Set problem
Extract, from the records beneath this instruction, each line that contains the word "Underbust".

Dataset entries
━━━━━━━━━━━━━━━━━━━━
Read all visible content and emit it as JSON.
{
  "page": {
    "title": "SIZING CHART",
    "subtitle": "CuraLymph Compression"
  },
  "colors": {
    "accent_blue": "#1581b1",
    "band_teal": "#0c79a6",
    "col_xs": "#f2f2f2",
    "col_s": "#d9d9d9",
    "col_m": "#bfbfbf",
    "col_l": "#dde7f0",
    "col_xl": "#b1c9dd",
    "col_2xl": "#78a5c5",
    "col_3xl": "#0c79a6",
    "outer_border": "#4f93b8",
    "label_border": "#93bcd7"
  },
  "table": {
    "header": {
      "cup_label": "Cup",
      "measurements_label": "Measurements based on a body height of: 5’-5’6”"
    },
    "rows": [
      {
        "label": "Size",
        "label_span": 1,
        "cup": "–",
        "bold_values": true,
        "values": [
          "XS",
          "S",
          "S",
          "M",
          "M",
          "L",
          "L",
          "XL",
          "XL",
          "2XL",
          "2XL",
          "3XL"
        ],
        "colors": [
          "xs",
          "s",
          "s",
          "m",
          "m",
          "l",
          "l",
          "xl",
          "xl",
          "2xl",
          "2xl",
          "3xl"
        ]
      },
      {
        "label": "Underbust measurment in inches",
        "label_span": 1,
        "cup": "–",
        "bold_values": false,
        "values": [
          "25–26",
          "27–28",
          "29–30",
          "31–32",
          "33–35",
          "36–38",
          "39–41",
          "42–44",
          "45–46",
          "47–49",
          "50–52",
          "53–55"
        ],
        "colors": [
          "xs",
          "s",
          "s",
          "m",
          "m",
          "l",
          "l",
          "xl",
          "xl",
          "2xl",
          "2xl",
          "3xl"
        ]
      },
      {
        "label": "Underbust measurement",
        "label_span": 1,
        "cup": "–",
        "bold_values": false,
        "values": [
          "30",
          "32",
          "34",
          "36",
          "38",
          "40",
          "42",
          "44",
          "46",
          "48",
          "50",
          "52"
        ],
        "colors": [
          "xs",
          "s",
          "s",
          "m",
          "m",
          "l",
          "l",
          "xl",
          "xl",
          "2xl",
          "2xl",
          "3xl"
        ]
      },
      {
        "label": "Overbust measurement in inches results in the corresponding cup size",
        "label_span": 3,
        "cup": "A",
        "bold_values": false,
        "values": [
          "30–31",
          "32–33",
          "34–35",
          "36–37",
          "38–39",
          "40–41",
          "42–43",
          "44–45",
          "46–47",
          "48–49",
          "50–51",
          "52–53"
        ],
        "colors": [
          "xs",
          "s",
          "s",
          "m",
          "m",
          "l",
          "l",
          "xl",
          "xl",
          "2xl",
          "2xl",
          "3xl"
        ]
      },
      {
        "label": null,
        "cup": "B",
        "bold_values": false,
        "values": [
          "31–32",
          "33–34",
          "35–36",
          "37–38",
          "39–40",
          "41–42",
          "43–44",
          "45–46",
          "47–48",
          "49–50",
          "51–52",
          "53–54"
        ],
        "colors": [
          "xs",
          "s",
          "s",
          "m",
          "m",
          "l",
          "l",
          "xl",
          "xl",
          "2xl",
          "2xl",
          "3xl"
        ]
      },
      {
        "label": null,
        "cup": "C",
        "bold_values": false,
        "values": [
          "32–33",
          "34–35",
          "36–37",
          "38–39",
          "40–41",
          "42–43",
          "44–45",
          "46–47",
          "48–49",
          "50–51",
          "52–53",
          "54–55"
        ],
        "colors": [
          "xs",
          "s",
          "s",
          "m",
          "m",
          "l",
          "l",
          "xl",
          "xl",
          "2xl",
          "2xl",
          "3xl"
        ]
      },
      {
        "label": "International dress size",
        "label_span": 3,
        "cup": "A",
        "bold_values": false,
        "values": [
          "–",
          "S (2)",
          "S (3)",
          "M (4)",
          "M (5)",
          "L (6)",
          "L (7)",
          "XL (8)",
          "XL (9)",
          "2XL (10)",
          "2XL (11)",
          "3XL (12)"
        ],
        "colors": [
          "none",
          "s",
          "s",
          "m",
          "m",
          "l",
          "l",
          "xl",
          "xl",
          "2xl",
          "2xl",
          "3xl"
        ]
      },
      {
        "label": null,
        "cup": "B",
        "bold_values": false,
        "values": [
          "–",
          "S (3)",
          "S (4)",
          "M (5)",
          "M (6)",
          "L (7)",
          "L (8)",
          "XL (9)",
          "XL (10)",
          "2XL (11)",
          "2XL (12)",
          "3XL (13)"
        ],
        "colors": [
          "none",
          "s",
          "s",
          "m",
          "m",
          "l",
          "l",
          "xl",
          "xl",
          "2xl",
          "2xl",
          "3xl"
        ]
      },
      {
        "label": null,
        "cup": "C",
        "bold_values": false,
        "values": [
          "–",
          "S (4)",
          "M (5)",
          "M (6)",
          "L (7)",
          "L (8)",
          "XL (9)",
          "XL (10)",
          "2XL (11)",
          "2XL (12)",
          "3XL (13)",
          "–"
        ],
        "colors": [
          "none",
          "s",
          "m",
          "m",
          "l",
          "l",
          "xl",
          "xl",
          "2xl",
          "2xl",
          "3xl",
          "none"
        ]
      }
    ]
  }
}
━━━━━━━━━━━━━━━━━━━━
Solution to this problem
        "label": "Underbust measurment in inches",
        "label": "Underbust measurement",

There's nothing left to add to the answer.